> Objective:
Reproduce this listing in full.

> Input for this task:
>>>

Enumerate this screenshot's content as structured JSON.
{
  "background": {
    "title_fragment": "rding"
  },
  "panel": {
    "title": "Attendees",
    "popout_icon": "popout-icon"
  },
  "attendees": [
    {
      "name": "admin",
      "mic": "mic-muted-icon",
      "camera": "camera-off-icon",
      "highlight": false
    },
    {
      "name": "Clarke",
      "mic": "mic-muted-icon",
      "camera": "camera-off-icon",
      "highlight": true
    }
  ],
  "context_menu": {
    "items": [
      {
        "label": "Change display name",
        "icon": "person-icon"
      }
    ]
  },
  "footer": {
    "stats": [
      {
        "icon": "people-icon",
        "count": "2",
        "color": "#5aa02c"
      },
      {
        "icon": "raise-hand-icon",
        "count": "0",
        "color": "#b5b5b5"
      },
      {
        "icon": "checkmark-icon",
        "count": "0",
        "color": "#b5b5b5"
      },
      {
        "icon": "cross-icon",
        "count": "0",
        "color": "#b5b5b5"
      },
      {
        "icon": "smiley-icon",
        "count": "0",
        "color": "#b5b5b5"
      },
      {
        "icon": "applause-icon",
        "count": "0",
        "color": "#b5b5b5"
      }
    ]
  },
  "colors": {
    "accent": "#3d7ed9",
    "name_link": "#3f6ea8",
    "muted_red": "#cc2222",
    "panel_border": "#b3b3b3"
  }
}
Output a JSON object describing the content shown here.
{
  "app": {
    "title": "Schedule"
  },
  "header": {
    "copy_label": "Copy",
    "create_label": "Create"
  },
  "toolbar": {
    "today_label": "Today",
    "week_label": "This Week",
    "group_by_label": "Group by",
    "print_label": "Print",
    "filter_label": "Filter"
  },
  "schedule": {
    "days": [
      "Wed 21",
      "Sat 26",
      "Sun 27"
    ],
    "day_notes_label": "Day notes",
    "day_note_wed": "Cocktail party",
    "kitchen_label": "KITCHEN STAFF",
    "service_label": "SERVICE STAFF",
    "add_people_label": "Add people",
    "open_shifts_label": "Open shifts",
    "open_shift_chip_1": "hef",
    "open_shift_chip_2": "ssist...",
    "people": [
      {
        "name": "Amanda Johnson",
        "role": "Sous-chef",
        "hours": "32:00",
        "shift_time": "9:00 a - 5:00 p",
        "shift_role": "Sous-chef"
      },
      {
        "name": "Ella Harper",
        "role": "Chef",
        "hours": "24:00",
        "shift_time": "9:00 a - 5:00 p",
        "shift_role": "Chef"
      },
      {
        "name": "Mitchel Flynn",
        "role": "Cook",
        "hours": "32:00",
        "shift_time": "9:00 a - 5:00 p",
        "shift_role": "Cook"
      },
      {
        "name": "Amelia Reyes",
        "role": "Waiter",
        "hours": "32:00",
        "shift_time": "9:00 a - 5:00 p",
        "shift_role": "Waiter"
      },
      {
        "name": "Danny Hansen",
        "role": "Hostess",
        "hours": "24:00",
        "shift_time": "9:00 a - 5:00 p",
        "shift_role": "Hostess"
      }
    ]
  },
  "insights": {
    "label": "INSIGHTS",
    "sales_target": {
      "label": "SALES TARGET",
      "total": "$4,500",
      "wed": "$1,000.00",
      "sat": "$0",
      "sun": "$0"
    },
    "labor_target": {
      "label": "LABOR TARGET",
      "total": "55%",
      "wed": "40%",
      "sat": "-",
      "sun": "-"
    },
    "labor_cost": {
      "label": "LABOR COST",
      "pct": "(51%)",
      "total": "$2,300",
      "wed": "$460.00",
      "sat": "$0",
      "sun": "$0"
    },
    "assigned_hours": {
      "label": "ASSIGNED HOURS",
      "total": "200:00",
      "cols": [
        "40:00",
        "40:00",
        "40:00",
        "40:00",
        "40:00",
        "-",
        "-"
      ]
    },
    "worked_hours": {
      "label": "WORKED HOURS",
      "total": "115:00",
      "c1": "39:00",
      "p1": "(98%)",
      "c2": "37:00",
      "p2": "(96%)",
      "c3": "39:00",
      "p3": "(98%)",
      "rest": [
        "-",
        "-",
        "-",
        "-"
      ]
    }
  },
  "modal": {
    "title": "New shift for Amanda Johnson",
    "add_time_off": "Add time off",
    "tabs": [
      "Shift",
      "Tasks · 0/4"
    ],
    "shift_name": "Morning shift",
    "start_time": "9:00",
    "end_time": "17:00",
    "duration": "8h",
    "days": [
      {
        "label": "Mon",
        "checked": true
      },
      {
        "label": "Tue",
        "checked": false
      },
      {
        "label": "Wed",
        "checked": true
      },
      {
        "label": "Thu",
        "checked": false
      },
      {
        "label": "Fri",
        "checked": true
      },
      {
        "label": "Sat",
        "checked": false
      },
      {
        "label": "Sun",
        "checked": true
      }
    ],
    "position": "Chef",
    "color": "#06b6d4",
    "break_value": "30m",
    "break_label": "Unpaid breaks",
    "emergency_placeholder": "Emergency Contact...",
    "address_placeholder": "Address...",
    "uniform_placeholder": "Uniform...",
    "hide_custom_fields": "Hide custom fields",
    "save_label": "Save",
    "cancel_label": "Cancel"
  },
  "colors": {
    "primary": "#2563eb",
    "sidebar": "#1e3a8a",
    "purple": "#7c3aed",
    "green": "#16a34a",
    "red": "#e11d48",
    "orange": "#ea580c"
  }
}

<<<

> Result of the exercise:
Enumerate this screenshot's content as structured JSON.
{
  "background": {
    "title_fragment": "rding"
  },
  "panel": {
    "title": "Attendees",
    "popout_icon": "popout-icon"
  },
  "attendees": [
    {
      "name": "admin",
      "mic": "mic-muted-icon",
      "camera": "camera-off-icon",
      "highlight": false
    },
    {
      "name": "Clarke",
      "mic": "mic-muted-icon",
      "camera": "camera-off-icon",
      "highlight": true
    }
  ],
  "context_menu": {
    "items": [
      {
        "label": "Change display name",
        "icon": "person-icon"
      }
    ]
  },
  "footer": {
    "stats": [
      {
        "icon": "people-icon",
        "count": "2",
        "color": "#5aa02c"
      },
      {
        "icon": "raise-hand-icon",
        "count": "0",
        "color": "#b5b5b5"
      },
      {
        "icon": "checkmark-icon",
        "count": "0",
        "color": "#b5b5b5"
      },
      {
        "icon": "cross-icon",
        "count": "0",
        "color": "#b5b5b5"
      },
      {
        "icon": "smiley-icon",
        "count": "0",
        "color": "#b5b5b5"
      },
      {
        "icon": "applause-icon",
        "count": "0",
        "color": "#b5b5b5"
      }
    ]
  },
  "colors": {
    "accent": "#3d7ed9",
    "name_link": "#3f6ea8",
    "muted_red": "#cc2222",
    "panel_border": "#b3b3b3"
  }
}
Output a JSON object describing the content shown here.
{
  "app": {
    "title": "Schedule"
  },
  "header": {
    "copy_label": "Copy",
    "create_label": "Create"
  },
  "toolbar": {
    "today_label": "Today",
    "week_label": "This Week",
    "group_by_label": "Group by",
    "print_label": "Print",
    "filter_label": "Filter"
  },
  "schedule": {
    "days": [
      "Wed 21",
      "Sat 26",
      "Sun 27"
    ],
    "day_notes_label": "Day notes",
    "day_note_wed": "Cocktail party",
    "kitchen_label": "KITCHEN STAFF",
    "service_label": "SERVICE STAFF",
    "add_people_label": "Add people",
    "open_shifts_label": "Open shifts",
    "open_shift_chip_1": "hef",
    "open_shift_chip_2": "ssist...",
    "people": [
      {
        "name": "Amanda Johnson",
        "role": "Sous-chef",
        "hours": "32:00",
        "shift_time": "9:00 a - 5:00 p",
        "shift_role": "Sous-chef"
      },
      {
        "name": "Ella Harper",
        "role": "Chef",
        "hours": "24:00",
        "shift_time": "9:00 a - 5:00 p",
        "shift_role": "Chef"
      },
      {
        "name": "Mitchel Flynn",
        "role": "Cook",
        "hours": "32:00",
        "shift_time": "9:00 a - 5:00 p",
        "shift_role": "Cook"
      },
      {
        "name": "Amelia Reyes",
        "role": "Waiter",
        "hours": "32:00",
        "shift_time": "9:00 a - 5:00 p",
        "shift_role": "Waiter"
      },
      {
        "name": "Danny Hansen",
        "role": "Hostess",
        "hours": "24:00",
        "shift_time": "9:00 a - 5:00 p",
        "shift_role": "Hostess"
      }
    ]
  },
  "insights": {
    "label": "INSIGHTS",
    "sales_target": {
      "label": "SALES TARGET",
      "total": "$4,500",
      "wed": "$1,000.00",
      "sat": "$0",
      "sun": "$0"
    },
    "labor_target": {
      "label": "LABOR TARGET",
      "total": "55%",
      "wed": "40%",
      "sat": "-",
      "sun": "-"
    },
    "labor_cost": {
      "label": "LABOR COST",
      "pct": "(51%)",
      "total": "$2,300",
      "wed": "$460.00",
      "sat": "$0",
      "sun": "$0"
    },
    "assigned_hours": {
      "label": "ASSIGNED HOURS",
      "total": "200:00",
      "cols": [
        "40:00",
        "40:00",
        "40:00",
        "40:00",
        "40:00",
        "-",
        "-"
      ]
    },
    "worked_hours": {
      "label": "WORKED HOURS",
      "total": "115:00",
      "c1": "39:00",
      "p1": "(98%)",
      "c2": "37:00",
      "p2": "(96%)",
      "c3": "39:00",
      "p3": "(98%)",
      "rest": [
        "-",
        "-",
        "-",
        "-"
      ]
    }
  },
  "modal": {
    "title": "New shift for Amanda Johnson",
    "add_time_off": "Add time off",
    "tabs": [
      "Shift",
      "Tasks · 0/4"
    ],
    "shift_name": "Morning shift",
    "start_time": "9:00",
    "end_time": "17:00",
    "duration": "8h",
    "days": [
      {
        "label": "Mon",
        "checked": true
      },
      {
        "label": "Tue",
        "checked": false
      },
      {
        "label": "Wed",
        "checked": true
      },
      {
        "label": "Thu",
        "checked": false
      },
      {
        "label": "Fri",
        "checked": true
      },
      {
        "label": "Sat",
        "checked": false
      },
      {
        "label": "Sun",
        "checked": true
      }
    ],
    "position": "Chef",
    "color": "#06b6d4",
    "break_value": "30m",
    "break_label": "Unpaid breaks",
    "emergency_placeholder": "Emergency Contact...",
    "address_placeholder": "Address...",
    "uniform_placeholder": "Uniform...",
    "hide_custom_fields": "Hide custom fields",
    "save_label": "Save",
    "cancel_label": "Cancel"
  },
  "colors": {
    "primary": "#2563eb",
    "sidebar": "#1e3a8a",
    "purple": "#7c3aed",
    "green": "#16a34a",
    "red": "#e11d48",
    "orange": "#ea580c"
  }
}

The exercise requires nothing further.